AIM OF THE TASK:
Each line that holds the word "this" is to be identified and copied.
● ● ●
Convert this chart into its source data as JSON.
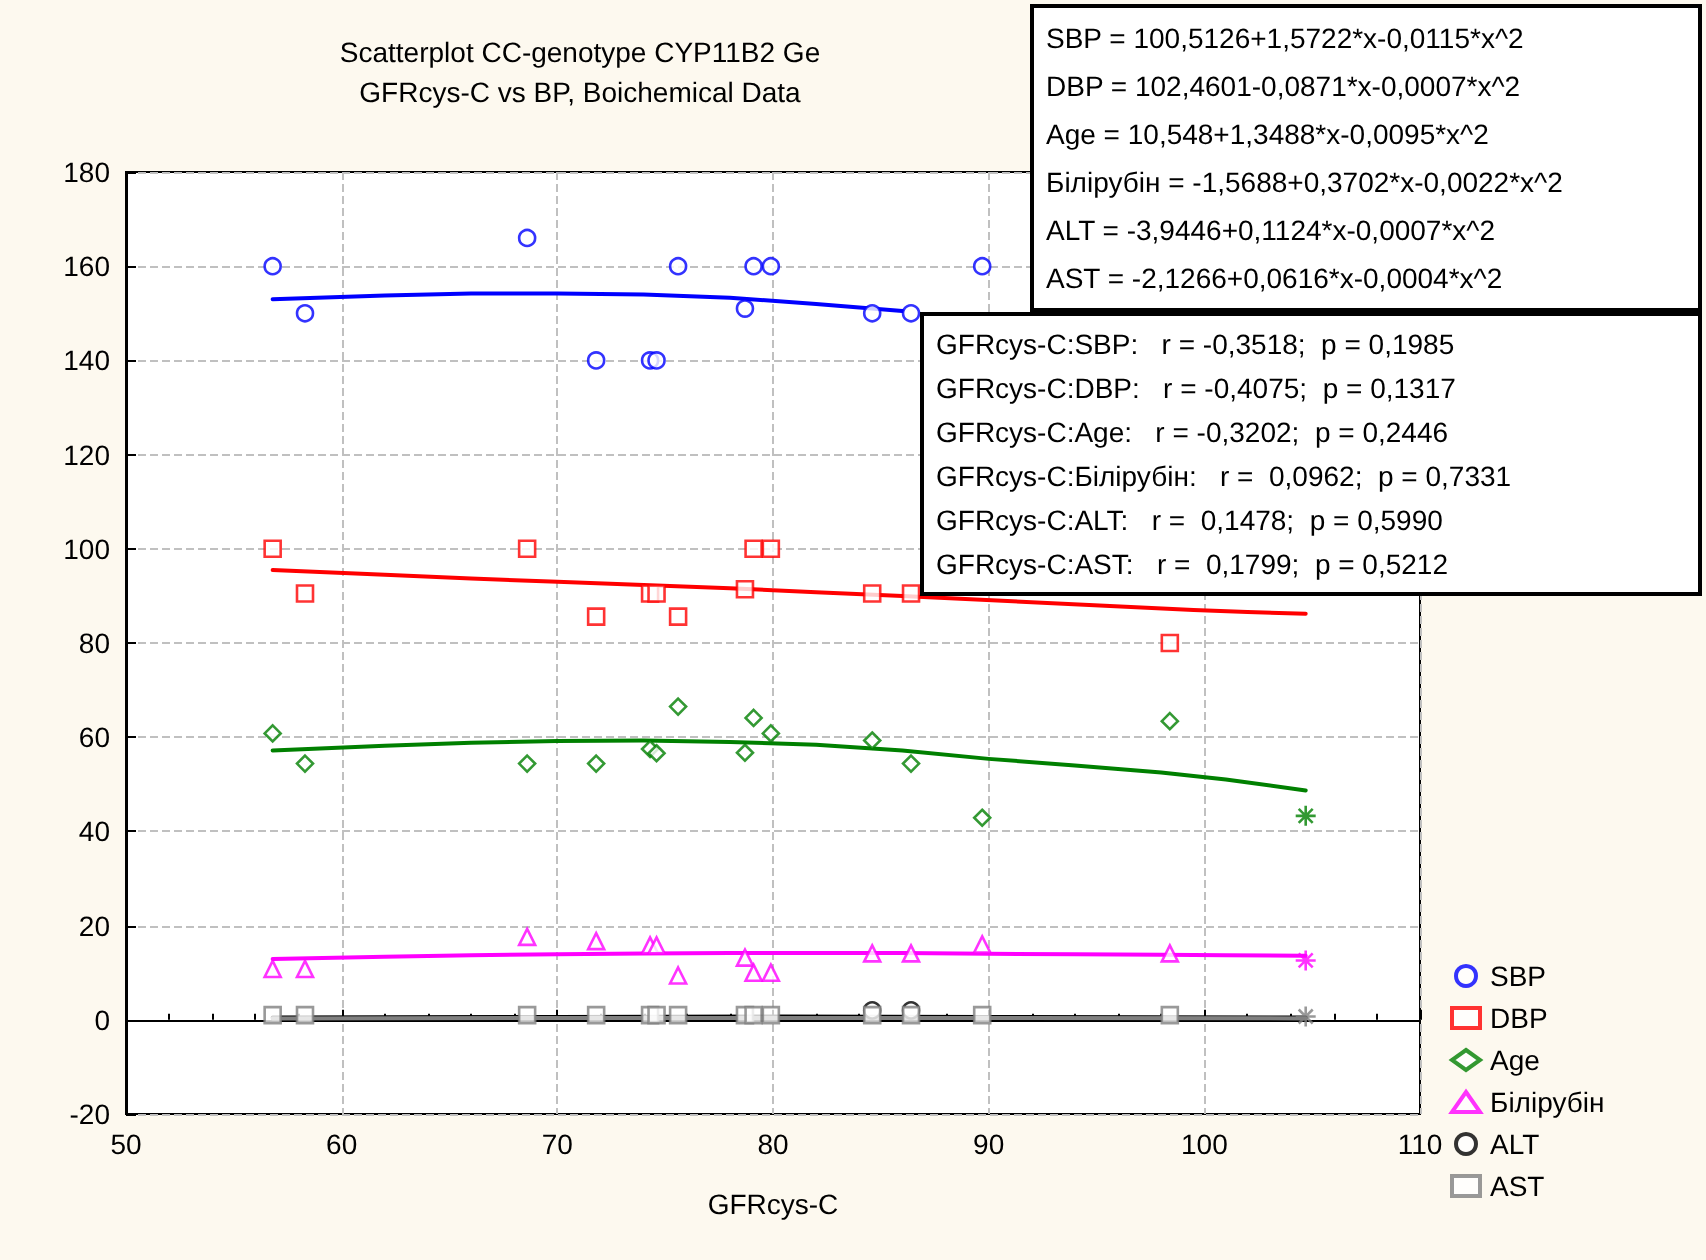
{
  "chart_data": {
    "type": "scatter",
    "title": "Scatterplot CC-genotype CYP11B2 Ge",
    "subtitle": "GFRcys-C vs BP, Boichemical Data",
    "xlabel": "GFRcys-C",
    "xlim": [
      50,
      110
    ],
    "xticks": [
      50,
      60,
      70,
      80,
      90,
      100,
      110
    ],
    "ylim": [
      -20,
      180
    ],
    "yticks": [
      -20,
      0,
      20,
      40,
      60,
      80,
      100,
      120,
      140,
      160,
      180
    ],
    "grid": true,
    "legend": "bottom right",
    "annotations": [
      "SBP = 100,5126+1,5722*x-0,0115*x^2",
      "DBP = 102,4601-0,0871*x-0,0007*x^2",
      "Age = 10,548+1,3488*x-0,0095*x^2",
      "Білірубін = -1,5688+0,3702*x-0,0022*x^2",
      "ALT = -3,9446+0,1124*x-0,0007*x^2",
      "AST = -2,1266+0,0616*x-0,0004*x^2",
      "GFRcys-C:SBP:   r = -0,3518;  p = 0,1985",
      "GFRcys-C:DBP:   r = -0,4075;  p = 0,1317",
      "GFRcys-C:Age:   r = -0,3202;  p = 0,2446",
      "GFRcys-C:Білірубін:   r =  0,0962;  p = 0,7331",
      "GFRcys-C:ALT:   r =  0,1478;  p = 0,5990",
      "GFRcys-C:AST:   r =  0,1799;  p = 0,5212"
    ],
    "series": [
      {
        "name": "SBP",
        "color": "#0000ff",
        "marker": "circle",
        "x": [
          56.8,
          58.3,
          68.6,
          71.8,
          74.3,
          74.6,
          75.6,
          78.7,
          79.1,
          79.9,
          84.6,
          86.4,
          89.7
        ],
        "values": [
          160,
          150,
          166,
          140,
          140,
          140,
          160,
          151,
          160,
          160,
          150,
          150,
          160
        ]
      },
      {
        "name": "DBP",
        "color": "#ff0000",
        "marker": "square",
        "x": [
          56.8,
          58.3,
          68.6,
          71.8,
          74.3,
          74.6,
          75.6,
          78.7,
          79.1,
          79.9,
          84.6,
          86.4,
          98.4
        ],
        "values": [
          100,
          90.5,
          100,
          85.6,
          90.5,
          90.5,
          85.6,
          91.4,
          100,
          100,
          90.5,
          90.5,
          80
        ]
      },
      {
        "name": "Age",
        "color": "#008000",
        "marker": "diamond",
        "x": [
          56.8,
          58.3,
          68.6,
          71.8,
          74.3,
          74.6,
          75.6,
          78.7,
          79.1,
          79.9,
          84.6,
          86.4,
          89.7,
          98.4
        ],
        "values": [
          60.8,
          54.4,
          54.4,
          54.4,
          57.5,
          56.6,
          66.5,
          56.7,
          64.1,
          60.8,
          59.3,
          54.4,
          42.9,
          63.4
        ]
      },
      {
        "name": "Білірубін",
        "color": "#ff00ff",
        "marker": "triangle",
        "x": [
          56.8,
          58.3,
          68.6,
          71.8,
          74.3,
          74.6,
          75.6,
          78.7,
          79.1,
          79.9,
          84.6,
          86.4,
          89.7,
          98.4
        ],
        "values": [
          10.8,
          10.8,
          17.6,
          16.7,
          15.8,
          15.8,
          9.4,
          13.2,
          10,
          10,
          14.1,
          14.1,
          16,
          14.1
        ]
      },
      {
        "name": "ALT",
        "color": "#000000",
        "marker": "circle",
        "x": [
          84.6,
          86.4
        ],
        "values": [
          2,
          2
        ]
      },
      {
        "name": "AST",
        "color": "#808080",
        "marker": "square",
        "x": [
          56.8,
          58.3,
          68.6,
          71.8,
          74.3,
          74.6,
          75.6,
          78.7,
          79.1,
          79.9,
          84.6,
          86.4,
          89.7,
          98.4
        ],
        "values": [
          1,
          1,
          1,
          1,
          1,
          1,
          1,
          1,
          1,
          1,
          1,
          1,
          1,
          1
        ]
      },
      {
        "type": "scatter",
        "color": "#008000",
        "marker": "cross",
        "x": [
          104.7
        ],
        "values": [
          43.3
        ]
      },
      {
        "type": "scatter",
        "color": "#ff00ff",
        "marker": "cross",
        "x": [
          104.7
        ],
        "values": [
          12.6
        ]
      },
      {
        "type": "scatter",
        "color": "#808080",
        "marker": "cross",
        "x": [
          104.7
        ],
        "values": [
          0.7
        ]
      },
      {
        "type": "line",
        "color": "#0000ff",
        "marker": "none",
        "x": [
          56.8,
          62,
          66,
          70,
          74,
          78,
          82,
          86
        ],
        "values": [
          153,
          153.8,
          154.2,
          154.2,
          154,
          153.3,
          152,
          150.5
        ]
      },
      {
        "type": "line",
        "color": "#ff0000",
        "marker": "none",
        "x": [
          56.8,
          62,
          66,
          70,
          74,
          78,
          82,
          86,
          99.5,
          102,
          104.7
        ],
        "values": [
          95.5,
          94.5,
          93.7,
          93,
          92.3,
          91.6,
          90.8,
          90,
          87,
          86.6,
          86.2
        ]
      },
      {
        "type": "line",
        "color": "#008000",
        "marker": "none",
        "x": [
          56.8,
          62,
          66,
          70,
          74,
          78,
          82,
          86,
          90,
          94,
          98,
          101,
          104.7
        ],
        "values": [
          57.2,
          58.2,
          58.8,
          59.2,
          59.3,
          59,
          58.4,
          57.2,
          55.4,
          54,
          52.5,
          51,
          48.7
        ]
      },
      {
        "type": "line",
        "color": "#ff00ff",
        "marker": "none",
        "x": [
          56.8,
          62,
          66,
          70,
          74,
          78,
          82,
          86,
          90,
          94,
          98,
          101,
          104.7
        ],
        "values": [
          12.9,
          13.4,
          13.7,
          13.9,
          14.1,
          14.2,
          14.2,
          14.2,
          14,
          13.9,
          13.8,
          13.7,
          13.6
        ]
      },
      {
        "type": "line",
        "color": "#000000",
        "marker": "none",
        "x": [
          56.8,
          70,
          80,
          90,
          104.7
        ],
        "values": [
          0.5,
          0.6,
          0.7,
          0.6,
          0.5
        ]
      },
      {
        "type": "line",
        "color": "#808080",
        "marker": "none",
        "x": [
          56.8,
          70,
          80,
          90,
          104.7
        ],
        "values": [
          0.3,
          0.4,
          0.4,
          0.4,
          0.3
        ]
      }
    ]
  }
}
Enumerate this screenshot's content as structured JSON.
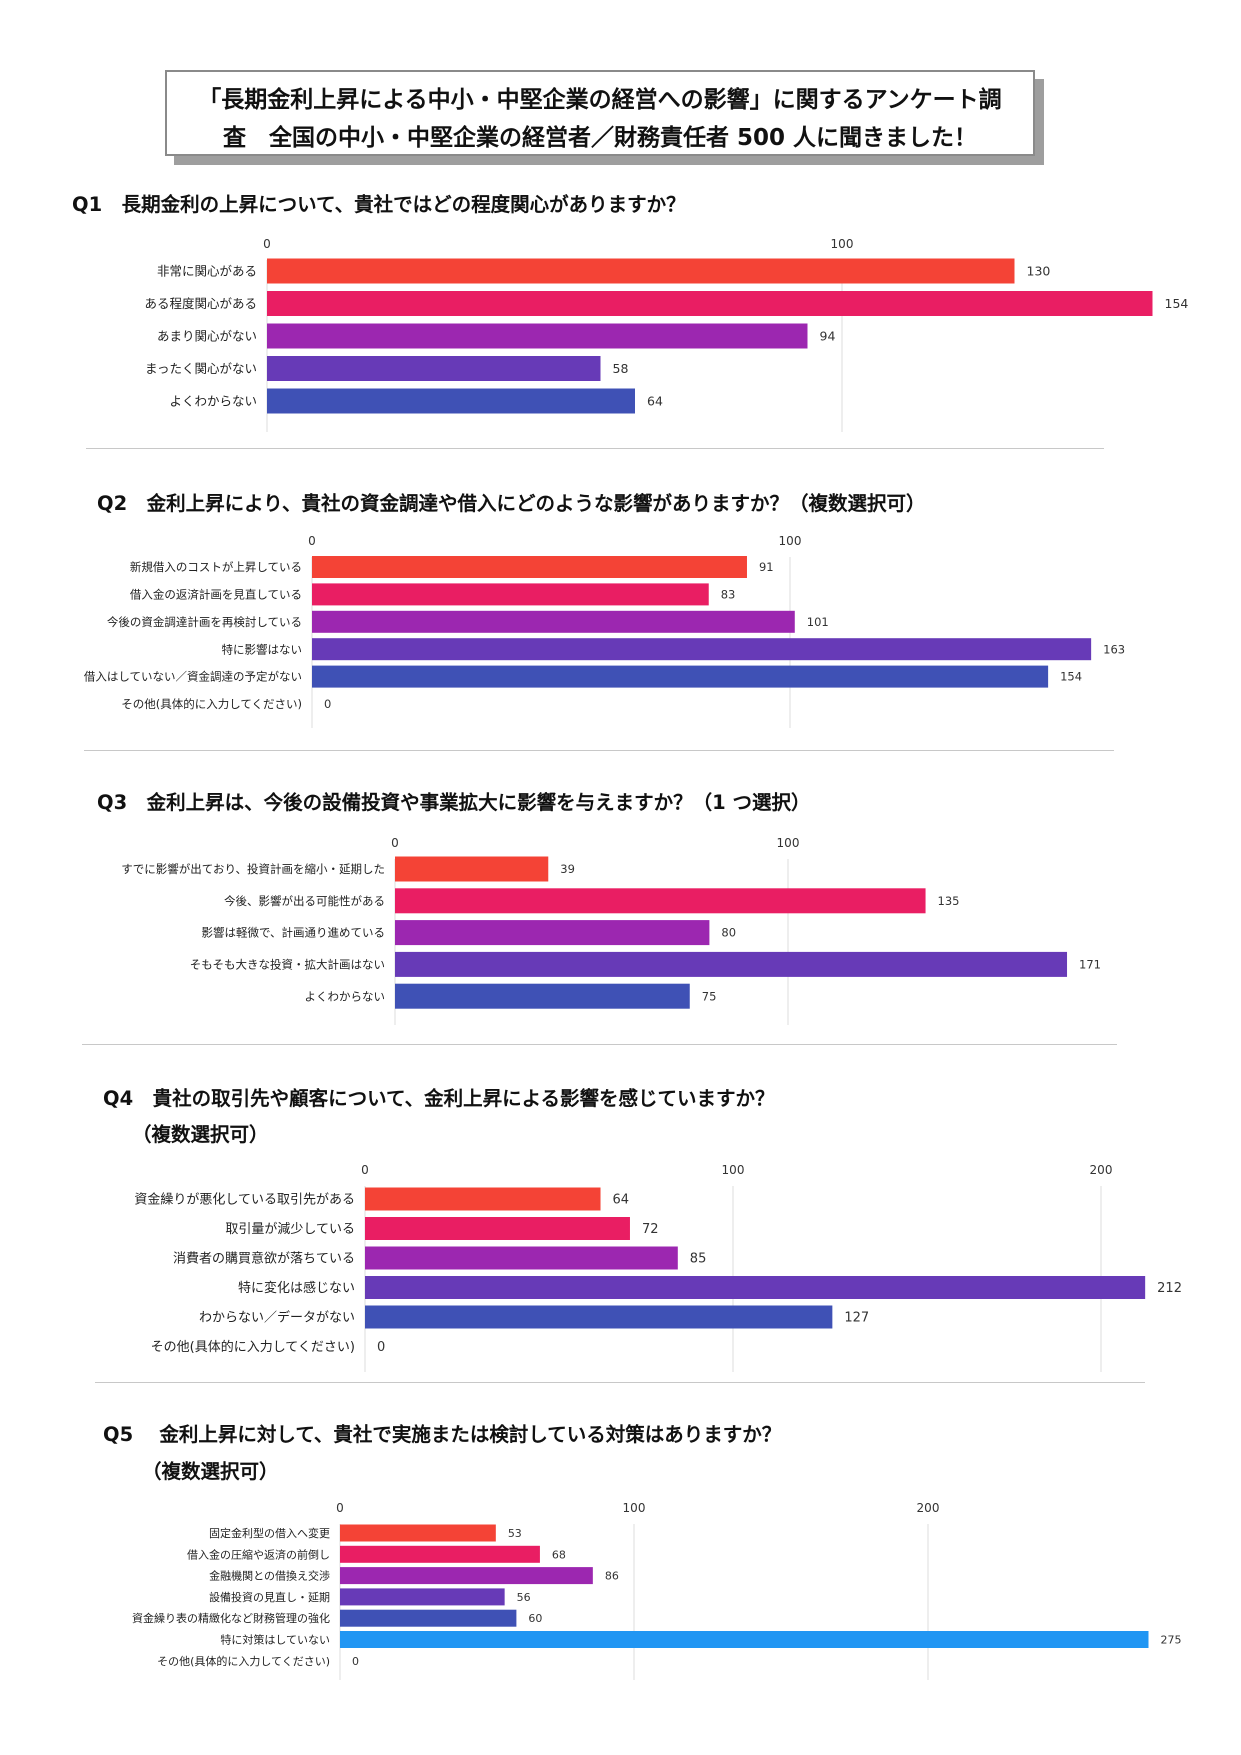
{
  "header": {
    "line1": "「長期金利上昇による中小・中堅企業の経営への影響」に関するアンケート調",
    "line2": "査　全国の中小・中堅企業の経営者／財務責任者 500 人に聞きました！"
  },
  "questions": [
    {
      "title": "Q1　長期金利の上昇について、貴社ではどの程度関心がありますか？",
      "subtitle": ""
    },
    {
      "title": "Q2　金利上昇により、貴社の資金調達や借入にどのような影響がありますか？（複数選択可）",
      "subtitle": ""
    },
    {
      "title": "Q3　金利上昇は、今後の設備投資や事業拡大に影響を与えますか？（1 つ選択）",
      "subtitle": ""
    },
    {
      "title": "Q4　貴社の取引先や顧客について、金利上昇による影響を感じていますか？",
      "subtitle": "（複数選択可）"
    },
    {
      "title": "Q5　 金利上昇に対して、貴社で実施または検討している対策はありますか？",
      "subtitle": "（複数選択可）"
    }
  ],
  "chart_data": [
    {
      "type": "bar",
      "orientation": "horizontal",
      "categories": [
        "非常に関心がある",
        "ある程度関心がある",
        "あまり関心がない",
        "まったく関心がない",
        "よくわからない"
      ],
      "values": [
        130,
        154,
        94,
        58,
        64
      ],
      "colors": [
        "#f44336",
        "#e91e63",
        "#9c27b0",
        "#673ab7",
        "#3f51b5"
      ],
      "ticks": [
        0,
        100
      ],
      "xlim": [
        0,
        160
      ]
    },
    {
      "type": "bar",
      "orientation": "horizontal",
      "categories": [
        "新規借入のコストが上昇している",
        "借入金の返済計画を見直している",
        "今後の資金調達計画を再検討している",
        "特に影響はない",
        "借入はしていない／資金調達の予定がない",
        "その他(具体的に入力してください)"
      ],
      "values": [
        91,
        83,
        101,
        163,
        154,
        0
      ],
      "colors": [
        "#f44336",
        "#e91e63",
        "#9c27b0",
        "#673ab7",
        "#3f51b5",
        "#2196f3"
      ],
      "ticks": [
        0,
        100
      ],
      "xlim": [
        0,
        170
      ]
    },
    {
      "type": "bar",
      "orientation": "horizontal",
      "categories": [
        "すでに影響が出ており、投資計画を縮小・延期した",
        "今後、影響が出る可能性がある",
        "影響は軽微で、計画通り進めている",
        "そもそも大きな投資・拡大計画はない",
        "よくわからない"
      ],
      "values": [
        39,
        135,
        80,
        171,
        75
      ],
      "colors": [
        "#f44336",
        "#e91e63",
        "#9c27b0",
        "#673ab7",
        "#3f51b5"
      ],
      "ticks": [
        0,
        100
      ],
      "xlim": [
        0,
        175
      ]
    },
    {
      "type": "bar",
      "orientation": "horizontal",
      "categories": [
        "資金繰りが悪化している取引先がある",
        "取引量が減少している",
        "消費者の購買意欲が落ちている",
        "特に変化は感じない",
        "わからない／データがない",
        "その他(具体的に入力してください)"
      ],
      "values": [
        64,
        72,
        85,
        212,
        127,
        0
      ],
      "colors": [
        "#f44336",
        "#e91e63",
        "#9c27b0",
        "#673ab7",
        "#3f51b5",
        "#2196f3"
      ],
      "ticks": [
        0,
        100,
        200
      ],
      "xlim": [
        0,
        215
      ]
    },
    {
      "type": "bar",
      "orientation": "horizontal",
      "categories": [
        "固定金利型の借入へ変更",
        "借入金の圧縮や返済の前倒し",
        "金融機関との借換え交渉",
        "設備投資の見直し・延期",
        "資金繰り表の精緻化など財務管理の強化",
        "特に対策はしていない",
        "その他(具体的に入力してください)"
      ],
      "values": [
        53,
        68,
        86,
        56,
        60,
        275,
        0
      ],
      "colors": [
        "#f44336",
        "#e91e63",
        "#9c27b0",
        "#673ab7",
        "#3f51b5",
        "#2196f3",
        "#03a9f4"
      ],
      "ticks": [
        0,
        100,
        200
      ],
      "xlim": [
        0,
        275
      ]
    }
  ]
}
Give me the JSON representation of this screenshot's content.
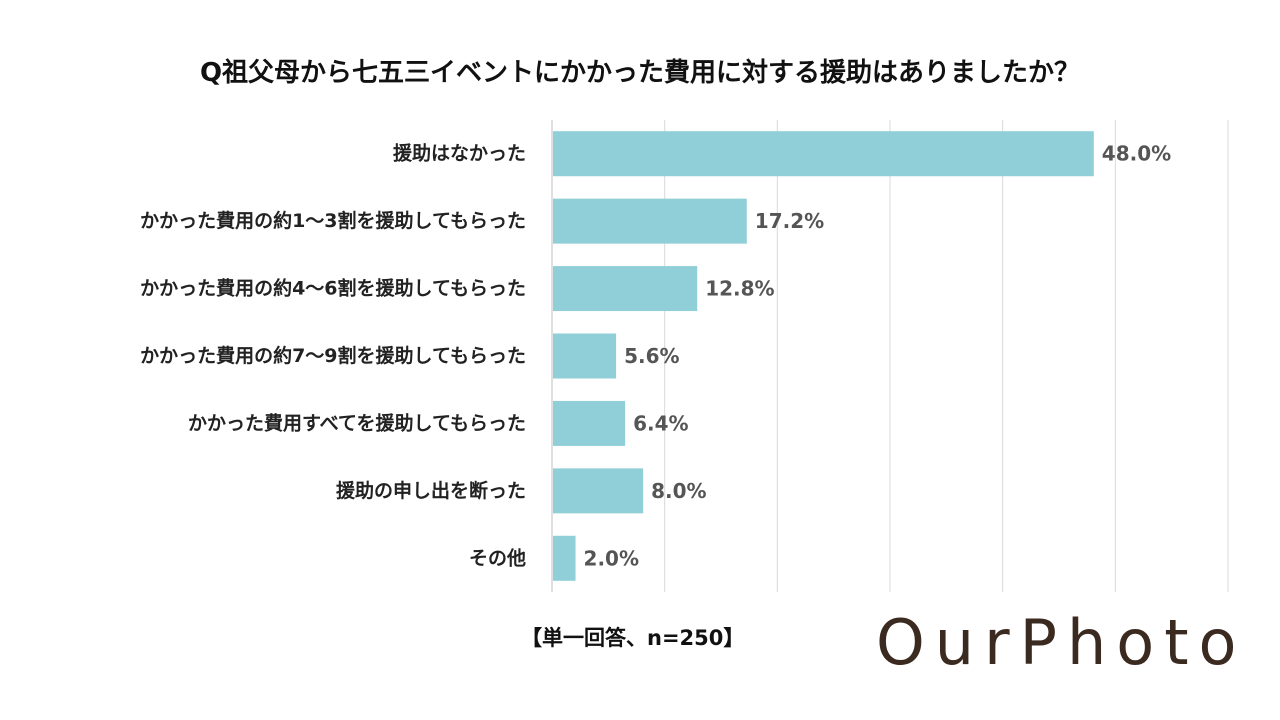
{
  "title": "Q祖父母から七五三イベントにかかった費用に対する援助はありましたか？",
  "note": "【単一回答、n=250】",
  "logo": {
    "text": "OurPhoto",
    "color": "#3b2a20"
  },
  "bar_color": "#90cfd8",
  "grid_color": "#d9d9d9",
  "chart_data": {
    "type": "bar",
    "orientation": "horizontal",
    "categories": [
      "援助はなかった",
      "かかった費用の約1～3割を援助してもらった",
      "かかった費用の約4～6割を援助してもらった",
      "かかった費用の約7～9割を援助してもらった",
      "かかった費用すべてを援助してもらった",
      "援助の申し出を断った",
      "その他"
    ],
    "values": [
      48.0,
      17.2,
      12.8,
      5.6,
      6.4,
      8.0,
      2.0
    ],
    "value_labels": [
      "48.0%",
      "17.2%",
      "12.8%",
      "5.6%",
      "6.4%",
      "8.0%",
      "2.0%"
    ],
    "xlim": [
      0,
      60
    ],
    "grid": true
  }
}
● ● ●
COMPLETED TASK:
Convert this chart into its source data as JSON.
Enumerate this screenshot's content as structured JSON.
Give me the JSON representation of this screenshot's content.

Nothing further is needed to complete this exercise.